_TASK INSTRUCTIONS_. The listing below should be written out exactly; please include all of it.

_PROVIDED DATA_.
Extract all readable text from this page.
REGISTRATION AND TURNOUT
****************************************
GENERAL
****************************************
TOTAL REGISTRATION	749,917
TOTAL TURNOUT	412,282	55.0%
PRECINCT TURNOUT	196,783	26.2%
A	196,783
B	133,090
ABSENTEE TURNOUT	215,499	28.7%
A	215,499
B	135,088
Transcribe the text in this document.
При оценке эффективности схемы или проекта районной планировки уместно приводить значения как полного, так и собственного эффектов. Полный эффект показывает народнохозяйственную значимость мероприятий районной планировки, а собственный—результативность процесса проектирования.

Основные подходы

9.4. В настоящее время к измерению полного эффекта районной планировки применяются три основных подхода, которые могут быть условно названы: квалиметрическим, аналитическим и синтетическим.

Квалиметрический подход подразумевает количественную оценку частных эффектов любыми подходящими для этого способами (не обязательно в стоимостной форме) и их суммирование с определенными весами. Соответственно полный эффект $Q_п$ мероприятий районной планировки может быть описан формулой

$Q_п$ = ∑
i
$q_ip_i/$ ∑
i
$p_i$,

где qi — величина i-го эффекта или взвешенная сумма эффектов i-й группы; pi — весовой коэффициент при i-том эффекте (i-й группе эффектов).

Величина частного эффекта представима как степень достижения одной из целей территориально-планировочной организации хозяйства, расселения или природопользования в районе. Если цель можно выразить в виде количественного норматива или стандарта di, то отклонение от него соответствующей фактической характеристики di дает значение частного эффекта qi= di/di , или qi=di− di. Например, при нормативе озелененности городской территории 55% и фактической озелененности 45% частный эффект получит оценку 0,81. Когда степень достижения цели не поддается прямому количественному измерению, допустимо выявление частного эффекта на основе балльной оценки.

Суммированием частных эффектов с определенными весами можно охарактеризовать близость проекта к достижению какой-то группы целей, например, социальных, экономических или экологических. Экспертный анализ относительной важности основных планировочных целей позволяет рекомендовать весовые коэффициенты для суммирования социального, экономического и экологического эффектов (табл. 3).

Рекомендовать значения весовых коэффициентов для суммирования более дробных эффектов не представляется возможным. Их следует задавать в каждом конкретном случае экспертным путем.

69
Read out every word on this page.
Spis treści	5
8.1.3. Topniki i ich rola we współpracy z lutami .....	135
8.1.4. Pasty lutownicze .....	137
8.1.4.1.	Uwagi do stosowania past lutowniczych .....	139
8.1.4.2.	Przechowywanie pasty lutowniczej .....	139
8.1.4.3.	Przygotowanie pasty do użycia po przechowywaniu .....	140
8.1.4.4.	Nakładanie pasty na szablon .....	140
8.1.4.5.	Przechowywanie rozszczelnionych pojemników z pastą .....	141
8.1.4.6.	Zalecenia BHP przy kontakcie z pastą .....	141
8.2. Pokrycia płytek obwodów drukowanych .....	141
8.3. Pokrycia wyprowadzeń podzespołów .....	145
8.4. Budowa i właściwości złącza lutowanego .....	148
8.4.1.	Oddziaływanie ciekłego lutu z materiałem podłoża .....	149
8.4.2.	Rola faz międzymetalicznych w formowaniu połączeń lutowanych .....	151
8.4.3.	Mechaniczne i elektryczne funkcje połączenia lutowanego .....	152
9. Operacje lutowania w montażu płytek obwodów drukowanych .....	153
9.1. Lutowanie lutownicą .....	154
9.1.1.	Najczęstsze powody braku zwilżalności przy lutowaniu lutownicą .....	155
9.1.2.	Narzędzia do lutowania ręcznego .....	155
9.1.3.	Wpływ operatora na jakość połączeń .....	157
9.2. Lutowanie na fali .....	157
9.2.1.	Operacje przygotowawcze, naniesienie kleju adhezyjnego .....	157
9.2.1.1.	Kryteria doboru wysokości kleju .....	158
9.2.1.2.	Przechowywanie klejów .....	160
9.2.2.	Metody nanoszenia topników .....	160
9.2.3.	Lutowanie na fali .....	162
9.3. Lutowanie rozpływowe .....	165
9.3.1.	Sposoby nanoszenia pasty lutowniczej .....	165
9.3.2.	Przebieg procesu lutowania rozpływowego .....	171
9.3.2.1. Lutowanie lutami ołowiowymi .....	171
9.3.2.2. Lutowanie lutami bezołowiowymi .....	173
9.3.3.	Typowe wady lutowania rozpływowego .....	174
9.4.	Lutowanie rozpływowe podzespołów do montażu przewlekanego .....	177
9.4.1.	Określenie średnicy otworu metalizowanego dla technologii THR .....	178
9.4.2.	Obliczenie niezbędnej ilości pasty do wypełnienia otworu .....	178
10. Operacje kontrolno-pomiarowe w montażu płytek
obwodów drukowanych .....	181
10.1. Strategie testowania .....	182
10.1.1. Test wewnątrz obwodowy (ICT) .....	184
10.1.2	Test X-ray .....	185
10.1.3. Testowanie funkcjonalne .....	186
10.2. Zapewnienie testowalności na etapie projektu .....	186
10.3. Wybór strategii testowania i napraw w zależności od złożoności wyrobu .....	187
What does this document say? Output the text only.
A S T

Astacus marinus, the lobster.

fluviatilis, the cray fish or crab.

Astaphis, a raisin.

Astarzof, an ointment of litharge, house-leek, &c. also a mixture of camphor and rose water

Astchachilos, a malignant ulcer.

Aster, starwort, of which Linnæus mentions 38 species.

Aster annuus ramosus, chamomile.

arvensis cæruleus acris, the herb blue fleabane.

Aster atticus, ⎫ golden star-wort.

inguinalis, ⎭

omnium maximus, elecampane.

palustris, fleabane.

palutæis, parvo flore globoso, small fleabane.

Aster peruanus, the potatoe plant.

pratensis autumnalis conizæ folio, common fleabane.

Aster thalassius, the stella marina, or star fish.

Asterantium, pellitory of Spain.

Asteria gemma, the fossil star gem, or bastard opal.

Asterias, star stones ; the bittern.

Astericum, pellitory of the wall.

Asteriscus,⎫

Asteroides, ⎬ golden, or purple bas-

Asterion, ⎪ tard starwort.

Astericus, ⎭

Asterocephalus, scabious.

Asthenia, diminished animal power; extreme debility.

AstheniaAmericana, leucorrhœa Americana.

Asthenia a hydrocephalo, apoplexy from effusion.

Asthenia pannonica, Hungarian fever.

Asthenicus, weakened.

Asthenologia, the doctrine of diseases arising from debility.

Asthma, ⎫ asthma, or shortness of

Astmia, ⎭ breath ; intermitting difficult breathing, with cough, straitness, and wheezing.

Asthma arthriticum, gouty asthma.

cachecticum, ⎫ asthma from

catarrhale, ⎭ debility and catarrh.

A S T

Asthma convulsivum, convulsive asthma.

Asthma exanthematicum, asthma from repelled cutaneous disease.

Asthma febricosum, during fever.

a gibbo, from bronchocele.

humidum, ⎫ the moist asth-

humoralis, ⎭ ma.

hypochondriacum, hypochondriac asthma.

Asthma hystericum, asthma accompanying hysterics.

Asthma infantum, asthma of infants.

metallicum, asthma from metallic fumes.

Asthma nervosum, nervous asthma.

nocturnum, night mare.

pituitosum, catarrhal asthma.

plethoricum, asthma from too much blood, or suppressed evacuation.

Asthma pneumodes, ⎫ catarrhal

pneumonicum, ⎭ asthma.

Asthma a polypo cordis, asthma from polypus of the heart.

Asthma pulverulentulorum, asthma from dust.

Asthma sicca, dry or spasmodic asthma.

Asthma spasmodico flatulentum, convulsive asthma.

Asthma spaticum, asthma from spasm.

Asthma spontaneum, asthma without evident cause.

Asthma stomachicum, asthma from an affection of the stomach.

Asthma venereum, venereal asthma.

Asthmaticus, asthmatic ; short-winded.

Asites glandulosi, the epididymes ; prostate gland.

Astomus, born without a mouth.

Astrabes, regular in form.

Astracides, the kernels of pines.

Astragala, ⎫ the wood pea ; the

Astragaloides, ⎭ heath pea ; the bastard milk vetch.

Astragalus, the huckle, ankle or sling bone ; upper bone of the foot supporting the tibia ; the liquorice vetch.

_OUTPUT_.
Extract all readable text from this page.
REGISTRATION AND TURNOUT
****************************************
GENERAL
****************************************
TOTAL REGISTRATION	749,917
TOTAL TURNOUT	412,282	55.0%
PRECINCT TURNOUT	196,783	26.2%
A	196,783
B	133,090
ABSENTEE TURNOUT	215,499	28.7%
A	215,499
B	135,088
Transcribe the text in this document.
При оценке эффективности схемы или проекта районной планировки уместно приводить значения как полного, так и собственного эффектов. Полный эффект показывает народнохозяйственную значимость мероприятий районной планировки, а собственный—результативность процесса проектирования.

Основные подходы

9.4. В настоящее время к измерению полного эффекта районной планировки применяются три основных подхода, которые могут быть условно названы: квалиметрическим, аналитическим и синтетическим.

Квалиметрический подход подразумевает количественную оценку частных эффектов любыми подходящими для этого способами (не обязательно в стоимостной форме) и их суммирование с определенными весами. Соответственно полный эффект $Q_п$ мероприятий районной планировки может быть описан формулой

$Q_п$ = ∑
i
$q_ip_i/$ ∑
i
$p_i$,

где qi — величина i-го эффекта или взвешенная сумма эффектов i-й группы; pi — весовой коэффициент при i-том эффекте (i-й группе эффектов).

Величина частного эффекта представима как степень достижения одной из целей территориально-планировочной организации хозяйства, расселения или природопользования в районе. Если цель можно выразить в виде количественного норматива или стандарта di, то отклонение от него соответствующей фактической характеристики di дает значение частного эффекта qi= di/di , или qi=di− di. Например, при нормативе озелененности городской территории 55% и фактической озелененности 45% частный эффект получит оценку 0,81. Когда степень достижения цели не поддается прямому количественному измерению, допустимо выявление частного эффекта на основе балльной оценки.

Суммированием частных эффектов с определенными весами можно охарактеризовать близость проекта к достижению какой-то группы целей, например, социальных, экономических или экологических. Экспертный анализ относительной важности основных планировочных целей позволяет рекомендовать весовые коэффициенты для суммирования социального, экономического и экологического эффектов (табл. 3).

Рекомендовать значения весовых коэффициентов для суммирования более дробных эффектов не представляется возможным. Их следует задавать в каждом конкретном случае экспертным путем.

69
Read out every word on this page.
Spis treści	5
8.1.3. Topniki i ich rola we współpracy z lutami .....	135
8.1.4. Pasty lutownicze .....	137
8.1.4.1.	Uwagi do stosowania past lutowniczych .....	139
8.1.4.2.	Przechowywanie pasty lutowniczej .....	139
8.1.4.3.	Przygotowanie pasty do użycia po przechowywaniu .....	140
8.1.4.4.	Nakładanie pasty na szablon .....	140
8.1.4.5.	Przechowywanie rozszczelnionych pojemników z pastą .....	141
8.1.4.6.	Zalecenia BHP przy kontakcie z pastą .....	141
8.2. Pokrycia płytek obwodów drukowanych .....	141
8.3. Pokrycia wyprowadzeń podzespołów .....	145
8.4. Budowa i właściwości złącza lutowanego .....	148
8.4.1.	Oddziaływanie ciekłego lutu z materiałem podłoża .....	149
8.4.2.	Rola faz międzymetalicznych w formowaniu połączeń lutowanych .....	151
8.4.3.	Mechaniczne i elektryczne funkcje połączenia lutowanego .....	152
9. Operacje lutowania w montażu płytek obwodów drukowanych .....	153
9.1. Lutowanie lutownicą .....	154
9.1.1.	Najczęstsze powody braku zwilżalności przy lutowaniu lutownicą .....	155
9.1.2.	Narzędzia do lutowania ręcznego .....	155
9.1.3.	Wpływ operatora na jakość połączeń .....	157
9.2. Lutowanie na fali .....	157
9.2.1.	Operacje przygotowawcze, naniesienie kleju adhezyjnego .....	157
9.2.1.1.	Kryteria doboru wysokości kleju .....	158
9.2.1.2.	Przechowywanie klejów .....	160
9.2.2.	Metody nanoszenia topników .....	160
9.2.3.	Lutowanie na fali .....	162
9.3. Lutowanie rozpływowe .....	165
9.3.1.	Sposoby nanoszenia pasty lutowniczej .....	165
9.3.2.	Przebieg procesu lutowania rozpływowego .....	171
9.3.2.1. Lutowanie lutami ołowiowymi .....	171
9.3.2.2. Lutowanie lutami bezołowiowymi .....	173
9.3.3.	Typowe wady lutowania rozpływowego .....	174
9.4.	Lutowanie rozpływowe podzespołów do montażu przewlekanego .....	177
9.4.1.	Określenie średnicy otworu metalizowanego dla technologii THR .....	178
9.4.2.	Obliczenie niezbędnej ilości pasty do wypełnienia otworu .....	178
10. Operacje kontrolno-pomiarowe w montażu płytek
obwodów drukowanych .....	181
10.1. Strategie testowania .....	182
10.1.1. Test wewnątrz obwodowy (ICT) .....	184
10.1.2	Test X-ray .....	185
10.1.3. Testowanie funkcjonalne .....	186
10.2. Zapewnienie testowalności na etapie projektu .....	186
10.3. Wybór strategii testowania i napraw w zależności od złożoności wyrobu .....	187
What does this document say? Output the text only.
A S T

Astacus marinus, the lobster.

fluviatilis, the cray fish or crab.

Astaphis, a raisin.

Astarzof, an ointment of litharge, house-leek, &c. also a mixture of camphor and rose water

Astchachilos, a malignant ulcer.

Aster, starwort, of which Linnæus mentions 38 species.

Aster annuus ramosus, chamomile.

arvensis cæruleus acris, the herb blue fleabane.

Aster atticus, ⎫ golden star-wort.

inguinalis, ⎭

omnium maximus, elecampane.

palustris, fleabane.

palutæis, parvo flore globoso, small fleabane.

Aster peruanus, the potatoe plant.

pratensis autumnalis conizæ folio, common fleabane.

Aster thalassius, the stella marina, or star fish.

Asterantium, pellitory of Spain.

Asteria gemma, the fossil star gem, or bastard opal.

Asterias, star stones ; the bittern.

Astericum, pellitory of the wall.

Asteriscus,⎫

Asteroides, ⎬ golden, or purple bas-

Asterion, ⎪ tard starwort.

Astericus, ⎭

Asterocephalus, scabious.

Asthenia, diminished animal power; extreme debility.

AstheniaAmericana, leucorrhœa Americana.

Asthenia a hydrocephalo, apoplexy from effusion.

Asthenia pannonica, Hungarian fever.

Asthenicus, weakened.

Asthenologia, the doctrine of diseases arising from debility.

Asthma, ⎫ asthma, or shortness of

Astmia, ⎭ breath ; intermitting difficult breathing, with cough, straitness, and wheezing.

Asthma arthriticum, gouty asthma.

cachecticum, ⎫ asthma from

catarrhale, ⎭ debility and catarrh.

A S T

Asthma convulsivum, convulsive asthma.

Asthma exanthematicum, asthma from repelled cutaneous disease.

Asthma febricosum, during fever.

a gibbo, from bronchocele.

humidum, ⎫ the moist asth-

humoralis, ⎭ ma.

hypochondriacum, hypochondriac asthma.

Asthma hystericum, asthma accompanying hysterics.

Asthma infantum, asthma of infants.

metallicum, asthma from metallic fumes.

Asthma nervosum, nervous asthma.

nocturnum, night mare.

pituitosum, catarrhal asthma.

plethoricum, asthma from too much blood, or suppressed evacuation.

Asthma pneumodes, ⎫ catarrhal

pneumonicum, ⎭ asthma.

Asthma a polypo cordis, asthma from polypus of the heart.

Asthma pulverulentulorum, asthma from dust.

Asthma sicca, dry or spasmodic asthma.

Asthma spasmodico flatulentum, convulsive asthma.

Asthma spaticum, asthma from spasm.

Asthma spontaneum, asthma without evident cause.

Asthma stomachicum, asthma from an affection of the stomach.

Asthma venereum, venereal asthma.

Asthmaticus, asthmatic ; short-winded.

Asites glandulosi, the epididymes ; prostate gland.

Astomus, born without a mouth.

Astrabes, regular in form.

Astracides, the kernels of pines.

Astragala, ⎫ the wood pea ; the

Astragaloides, ⎭ heath pea ; the bastard milk vetch.

Astragalus, the huckle, ankle or sling bone ; upper bone of the foot supporting the tibia ; the liquorice vetch.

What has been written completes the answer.